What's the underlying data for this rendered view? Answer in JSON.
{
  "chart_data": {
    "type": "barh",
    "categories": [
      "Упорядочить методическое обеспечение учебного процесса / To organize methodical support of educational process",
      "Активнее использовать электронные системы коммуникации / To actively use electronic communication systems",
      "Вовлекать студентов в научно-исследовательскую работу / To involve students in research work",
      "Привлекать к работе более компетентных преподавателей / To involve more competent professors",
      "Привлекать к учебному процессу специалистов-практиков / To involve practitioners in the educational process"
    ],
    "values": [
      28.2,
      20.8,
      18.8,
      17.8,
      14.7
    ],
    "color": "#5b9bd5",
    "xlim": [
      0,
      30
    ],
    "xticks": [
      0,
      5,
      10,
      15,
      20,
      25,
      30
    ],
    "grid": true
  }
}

REQUIREMENT =
Select from the material above each line in which the string "involve" appears, and list those lines.

RESPONSE TO THE EXERCISE =
      "Вовлекать студентов в научно-исследовательскую работу / To involve students in research work",
      "Привлекать к работе более компетентных преподавателей / To involve more competent professors",
      "Привлекать к учебному процессу специалистов-практиков / To involve practitioners in the educational process"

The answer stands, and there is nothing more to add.